**TASK GOAL**:
Each line that holds the word "JSON" is to be identified and copied.

**DATA FOR THIS TASK**:

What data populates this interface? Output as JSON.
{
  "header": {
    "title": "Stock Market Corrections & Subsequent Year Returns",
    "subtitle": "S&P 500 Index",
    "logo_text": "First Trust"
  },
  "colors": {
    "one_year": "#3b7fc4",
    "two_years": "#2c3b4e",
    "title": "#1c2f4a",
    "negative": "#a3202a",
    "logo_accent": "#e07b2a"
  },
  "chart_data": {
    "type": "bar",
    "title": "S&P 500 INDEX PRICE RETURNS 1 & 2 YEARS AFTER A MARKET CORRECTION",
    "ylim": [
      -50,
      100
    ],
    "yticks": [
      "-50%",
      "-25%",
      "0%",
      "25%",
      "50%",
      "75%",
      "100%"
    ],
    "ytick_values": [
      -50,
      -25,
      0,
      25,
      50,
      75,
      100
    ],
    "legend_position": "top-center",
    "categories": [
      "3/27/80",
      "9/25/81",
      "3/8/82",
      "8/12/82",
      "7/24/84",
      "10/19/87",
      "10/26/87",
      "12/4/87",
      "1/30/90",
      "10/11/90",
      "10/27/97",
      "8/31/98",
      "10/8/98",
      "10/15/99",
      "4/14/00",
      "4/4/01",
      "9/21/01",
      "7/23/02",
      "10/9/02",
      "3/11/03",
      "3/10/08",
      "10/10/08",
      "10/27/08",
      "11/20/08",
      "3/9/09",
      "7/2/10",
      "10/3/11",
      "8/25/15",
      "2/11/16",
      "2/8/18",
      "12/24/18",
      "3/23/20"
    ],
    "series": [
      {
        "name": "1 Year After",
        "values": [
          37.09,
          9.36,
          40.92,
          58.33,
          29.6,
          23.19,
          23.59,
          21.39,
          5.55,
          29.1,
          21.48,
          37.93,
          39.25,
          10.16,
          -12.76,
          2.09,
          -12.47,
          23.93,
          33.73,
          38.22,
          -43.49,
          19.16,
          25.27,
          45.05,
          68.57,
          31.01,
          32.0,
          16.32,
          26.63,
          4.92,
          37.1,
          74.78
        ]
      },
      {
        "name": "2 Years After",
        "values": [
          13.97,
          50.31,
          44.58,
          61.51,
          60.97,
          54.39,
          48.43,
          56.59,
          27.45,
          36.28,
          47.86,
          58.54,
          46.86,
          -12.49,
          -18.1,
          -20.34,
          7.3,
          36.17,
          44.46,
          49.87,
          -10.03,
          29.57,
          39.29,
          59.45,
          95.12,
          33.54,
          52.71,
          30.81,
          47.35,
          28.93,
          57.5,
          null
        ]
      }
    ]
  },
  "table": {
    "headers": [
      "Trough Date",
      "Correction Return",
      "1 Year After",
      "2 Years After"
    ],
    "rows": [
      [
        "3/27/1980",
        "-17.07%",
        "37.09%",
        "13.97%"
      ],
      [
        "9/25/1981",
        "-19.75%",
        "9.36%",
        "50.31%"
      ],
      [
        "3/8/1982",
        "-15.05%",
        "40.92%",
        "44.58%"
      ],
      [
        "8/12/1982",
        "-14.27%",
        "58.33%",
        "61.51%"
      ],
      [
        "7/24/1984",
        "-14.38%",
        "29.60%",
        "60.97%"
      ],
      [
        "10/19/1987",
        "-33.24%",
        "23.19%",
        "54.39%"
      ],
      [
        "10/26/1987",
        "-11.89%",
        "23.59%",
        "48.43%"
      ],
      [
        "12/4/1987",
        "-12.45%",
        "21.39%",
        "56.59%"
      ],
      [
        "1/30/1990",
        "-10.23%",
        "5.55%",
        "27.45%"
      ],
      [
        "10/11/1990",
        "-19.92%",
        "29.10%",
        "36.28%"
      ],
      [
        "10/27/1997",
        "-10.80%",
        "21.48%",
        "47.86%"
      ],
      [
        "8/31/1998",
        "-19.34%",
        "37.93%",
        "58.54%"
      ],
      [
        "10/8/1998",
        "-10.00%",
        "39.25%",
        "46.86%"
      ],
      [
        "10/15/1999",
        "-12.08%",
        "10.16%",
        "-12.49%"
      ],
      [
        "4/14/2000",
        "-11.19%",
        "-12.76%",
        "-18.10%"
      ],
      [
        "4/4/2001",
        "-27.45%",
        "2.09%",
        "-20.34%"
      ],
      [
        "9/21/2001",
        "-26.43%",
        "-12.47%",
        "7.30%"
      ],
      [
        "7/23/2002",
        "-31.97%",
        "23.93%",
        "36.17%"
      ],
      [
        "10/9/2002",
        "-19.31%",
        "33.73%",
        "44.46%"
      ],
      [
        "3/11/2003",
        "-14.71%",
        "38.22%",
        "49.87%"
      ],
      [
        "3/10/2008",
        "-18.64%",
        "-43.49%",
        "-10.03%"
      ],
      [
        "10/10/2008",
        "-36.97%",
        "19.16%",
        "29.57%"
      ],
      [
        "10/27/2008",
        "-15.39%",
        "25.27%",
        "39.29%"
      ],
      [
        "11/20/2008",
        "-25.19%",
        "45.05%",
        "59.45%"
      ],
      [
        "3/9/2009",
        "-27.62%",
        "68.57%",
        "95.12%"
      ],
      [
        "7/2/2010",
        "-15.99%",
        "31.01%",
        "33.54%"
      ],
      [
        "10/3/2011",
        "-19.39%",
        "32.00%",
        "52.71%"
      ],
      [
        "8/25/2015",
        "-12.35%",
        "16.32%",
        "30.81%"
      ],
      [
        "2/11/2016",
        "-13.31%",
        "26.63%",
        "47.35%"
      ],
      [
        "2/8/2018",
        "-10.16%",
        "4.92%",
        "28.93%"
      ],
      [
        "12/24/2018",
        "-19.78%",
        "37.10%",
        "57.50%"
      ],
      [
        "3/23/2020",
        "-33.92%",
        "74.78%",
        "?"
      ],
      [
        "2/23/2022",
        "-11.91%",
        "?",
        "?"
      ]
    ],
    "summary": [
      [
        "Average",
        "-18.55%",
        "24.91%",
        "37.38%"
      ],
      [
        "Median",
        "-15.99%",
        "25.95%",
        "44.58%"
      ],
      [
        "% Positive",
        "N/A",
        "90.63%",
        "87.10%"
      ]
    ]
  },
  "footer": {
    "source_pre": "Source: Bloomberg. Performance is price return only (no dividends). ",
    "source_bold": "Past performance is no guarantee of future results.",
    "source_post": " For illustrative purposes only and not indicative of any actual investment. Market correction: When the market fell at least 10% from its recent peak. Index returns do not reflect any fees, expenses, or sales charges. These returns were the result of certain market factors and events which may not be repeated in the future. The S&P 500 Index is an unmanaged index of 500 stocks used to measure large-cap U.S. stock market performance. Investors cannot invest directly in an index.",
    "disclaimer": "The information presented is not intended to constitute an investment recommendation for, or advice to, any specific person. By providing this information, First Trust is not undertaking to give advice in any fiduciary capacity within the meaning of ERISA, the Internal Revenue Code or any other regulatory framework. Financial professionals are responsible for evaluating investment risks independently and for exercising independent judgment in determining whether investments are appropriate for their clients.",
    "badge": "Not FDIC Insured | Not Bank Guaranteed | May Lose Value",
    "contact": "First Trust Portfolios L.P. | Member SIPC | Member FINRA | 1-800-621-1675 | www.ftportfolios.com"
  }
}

==

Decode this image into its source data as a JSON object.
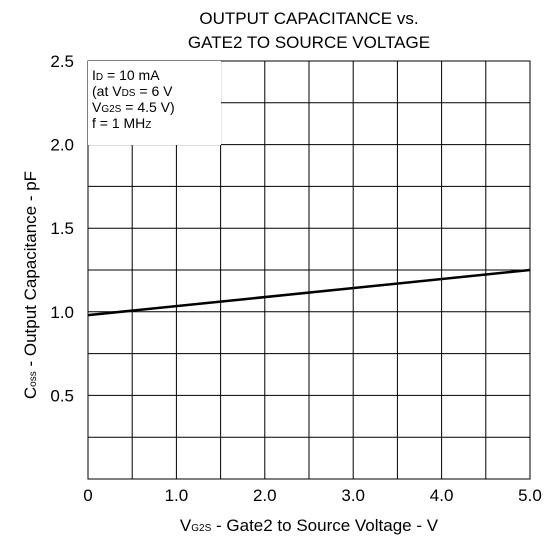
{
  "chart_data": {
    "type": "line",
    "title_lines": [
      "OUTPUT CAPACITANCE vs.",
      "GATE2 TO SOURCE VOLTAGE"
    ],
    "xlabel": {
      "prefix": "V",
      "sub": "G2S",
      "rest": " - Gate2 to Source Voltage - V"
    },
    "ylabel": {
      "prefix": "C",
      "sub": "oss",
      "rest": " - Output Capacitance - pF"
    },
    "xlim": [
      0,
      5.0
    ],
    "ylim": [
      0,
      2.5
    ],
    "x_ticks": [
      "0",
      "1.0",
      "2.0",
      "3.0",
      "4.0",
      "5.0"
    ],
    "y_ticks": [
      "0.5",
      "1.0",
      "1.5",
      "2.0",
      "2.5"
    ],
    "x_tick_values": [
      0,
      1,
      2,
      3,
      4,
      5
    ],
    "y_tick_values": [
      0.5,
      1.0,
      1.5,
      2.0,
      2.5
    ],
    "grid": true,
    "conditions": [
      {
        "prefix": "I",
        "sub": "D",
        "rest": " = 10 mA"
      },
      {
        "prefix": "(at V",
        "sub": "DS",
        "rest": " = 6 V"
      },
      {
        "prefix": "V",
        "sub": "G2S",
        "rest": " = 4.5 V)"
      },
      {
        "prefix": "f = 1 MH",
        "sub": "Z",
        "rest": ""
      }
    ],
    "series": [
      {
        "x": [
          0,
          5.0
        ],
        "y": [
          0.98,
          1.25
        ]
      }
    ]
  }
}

**WRITTEN SOLUTION**:
What data populates this interface? Output as JSON.
Decode this image into its source data as a JSON object.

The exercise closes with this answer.